[Begin Task input]
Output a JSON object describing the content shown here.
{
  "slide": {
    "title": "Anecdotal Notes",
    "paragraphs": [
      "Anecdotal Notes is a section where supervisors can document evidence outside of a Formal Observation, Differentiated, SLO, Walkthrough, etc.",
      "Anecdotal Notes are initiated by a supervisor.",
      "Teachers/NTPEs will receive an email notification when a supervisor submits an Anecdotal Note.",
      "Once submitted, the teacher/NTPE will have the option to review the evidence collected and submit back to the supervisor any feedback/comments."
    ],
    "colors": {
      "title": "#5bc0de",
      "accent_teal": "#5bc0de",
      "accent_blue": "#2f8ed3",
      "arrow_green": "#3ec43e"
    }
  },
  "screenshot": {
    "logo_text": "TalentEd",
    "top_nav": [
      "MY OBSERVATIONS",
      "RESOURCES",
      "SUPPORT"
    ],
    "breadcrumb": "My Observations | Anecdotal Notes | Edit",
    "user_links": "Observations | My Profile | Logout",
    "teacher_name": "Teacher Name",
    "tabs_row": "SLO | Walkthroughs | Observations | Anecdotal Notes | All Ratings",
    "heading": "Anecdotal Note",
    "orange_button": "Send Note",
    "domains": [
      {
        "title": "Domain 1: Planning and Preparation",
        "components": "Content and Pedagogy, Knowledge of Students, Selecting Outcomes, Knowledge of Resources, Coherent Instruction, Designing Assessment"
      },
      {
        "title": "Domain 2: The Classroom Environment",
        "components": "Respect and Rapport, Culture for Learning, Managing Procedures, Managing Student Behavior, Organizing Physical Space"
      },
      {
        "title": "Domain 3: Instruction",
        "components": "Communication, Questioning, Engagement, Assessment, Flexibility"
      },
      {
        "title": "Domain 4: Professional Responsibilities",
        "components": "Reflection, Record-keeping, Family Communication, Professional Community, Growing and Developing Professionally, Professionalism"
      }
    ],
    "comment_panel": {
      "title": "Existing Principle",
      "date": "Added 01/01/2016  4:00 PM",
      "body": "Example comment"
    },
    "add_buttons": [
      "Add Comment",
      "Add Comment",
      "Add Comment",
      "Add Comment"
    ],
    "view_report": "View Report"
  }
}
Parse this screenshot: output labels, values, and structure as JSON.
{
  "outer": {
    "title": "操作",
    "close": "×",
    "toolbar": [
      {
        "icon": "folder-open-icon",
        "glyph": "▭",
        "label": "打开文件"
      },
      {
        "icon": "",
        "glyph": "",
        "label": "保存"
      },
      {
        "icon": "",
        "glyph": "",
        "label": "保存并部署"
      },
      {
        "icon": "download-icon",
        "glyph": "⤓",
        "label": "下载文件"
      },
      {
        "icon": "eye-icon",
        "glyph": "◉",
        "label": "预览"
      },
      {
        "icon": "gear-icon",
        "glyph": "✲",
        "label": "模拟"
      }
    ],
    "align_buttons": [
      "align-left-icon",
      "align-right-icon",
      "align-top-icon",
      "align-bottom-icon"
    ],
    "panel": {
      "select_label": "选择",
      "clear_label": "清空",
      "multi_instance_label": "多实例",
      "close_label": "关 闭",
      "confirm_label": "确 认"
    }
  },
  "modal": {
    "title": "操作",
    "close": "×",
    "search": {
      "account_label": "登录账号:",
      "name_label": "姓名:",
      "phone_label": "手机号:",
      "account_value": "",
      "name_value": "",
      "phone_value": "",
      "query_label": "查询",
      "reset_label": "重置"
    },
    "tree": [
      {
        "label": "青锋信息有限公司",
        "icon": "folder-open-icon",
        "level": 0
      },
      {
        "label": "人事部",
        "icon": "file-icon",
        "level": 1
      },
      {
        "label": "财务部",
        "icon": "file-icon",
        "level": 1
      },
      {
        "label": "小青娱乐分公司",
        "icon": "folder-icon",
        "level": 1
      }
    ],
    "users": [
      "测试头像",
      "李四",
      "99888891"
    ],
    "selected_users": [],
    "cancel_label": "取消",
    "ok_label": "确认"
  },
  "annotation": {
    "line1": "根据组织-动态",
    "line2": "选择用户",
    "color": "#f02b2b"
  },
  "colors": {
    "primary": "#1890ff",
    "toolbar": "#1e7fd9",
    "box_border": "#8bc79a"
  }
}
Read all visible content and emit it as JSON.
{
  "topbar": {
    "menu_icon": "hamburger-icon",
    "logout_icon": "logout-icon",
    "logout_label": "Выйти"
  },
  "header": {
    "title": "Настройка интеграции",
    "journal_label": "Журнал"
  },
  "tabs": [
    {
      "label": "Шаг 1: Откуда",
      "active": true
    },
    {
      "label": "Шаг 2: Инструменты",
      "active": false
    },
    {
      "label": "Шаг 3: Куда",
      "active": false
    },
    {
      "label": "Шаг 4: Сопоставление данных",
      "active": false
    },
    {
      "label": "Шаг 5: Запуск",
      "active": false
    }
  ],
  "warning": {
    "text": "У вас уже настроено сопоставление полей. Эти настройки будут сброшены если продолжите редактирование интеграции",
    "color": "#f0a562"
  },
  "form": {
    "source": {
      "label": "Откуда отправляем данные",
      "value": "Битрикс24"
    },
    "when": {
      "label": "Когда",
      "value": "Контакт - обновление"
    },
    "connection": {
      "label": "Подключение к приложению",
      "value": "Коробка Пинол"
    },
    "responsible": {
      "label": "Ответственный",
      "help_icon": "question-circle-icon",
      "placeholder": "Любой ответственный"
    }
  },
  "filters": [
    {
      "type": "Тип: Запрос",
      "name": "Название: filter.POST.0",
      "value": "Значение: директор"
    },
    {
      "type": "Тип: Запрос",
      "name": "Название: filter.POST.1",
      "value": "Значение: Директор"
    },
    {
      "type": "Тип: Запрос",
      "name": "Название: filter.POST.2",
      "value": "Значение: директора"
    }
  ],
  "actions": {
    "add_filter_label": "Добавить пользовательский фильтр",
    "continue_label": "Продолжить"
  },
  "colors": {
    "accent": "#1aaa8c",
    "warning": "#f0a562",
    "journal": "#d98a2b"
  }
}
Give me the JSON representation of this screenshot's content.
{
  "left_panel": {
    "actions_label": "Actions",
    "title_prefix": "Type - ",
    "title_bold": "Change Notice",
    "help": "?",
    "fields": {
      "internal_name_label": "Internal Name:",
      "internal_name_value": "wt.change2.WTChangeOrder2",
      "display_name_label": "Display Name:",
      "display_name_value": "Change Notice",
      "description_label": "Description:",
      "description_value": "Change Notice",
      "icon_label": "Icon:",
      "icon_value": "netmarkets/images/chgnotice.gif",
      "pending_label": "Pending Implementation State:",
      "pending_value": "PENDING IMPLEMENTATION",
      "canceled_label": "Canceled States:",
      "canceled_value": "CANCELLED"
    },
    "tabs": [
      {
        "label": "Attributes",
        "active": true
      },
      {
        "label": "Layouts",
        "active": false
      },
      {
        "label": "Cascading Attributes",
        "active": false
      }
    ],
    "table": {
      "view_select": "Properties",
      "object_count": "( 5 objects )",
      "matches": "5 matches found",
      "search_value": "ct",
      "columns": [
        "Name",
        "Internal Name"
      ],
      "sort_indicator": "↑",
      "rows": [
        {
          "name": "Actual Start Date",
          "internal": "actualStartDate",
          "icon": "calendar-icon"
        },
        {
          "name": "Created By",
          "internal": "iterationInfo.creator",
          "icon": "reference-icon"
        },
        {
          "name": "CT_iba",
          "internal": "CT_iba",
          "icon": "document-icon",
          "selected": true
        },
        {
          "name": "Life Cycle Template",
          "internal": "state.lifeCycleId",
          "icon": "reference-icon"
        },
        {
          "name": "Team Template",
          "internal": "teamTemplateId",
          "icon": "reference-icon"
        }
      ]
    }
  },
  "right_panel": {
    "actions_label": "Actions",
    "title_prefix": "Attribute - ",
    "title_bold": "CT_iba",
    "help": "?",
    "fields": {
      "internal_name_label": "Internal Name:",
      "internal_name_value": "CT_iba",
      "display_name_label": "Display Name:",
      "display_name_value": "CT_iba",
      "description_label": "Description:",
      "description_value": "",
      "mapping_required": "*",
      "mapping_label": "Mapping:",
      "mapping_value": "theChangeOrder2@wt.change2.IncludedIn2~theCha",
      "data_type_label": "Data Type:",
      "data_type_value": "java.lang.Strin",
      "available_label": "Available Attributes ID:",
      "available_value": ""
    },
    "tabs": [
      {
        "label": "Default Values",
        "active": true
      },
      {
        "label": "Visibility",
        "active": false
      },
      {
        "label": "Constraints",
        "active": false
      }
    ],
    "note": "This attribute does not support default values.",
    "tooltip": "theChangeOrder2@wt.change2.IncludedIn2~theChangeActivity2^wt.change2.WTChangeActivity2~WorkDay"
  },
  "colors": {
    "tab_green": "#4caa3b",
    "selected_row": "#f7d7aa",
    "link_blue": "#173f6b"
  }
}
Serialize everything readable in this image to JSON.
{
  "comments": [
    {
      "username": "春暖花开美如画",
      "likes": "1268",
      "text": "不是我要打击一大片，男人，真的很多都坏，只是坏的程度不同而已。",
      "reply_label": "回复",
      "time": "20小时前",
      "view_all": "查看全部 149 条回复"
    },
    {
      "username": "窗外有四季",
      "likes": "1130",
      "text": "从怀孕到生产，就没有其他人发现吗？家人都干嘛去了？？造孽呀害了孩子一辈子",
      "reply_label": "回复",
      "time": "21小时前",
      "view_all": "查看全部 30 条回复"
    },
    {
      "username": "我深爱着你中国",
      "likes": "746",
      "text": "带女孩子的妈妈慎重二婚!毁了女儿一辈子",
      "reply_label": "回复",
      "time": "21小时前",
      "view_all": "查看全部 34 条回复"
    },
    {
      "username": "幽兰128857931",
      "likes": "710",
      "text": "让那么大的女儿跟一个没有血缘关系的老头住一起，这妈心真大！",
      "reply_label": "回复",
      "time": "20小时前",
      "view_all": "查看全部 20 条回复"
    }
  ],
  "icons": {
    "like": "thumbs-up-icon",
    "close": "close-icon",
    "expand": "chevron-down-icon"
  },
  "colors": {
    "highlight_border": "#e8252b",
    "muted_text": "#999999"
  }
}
[End Task input]
- **Directions**:
Whichever lines contain the string "glyph", select and copy them.

- **Output below**:
        "glyph": "▭",
        "glyph": "",
        "glyph": "",
        "glyph": "⤓",
        "glyph": "◉",
        "glyph": "✲",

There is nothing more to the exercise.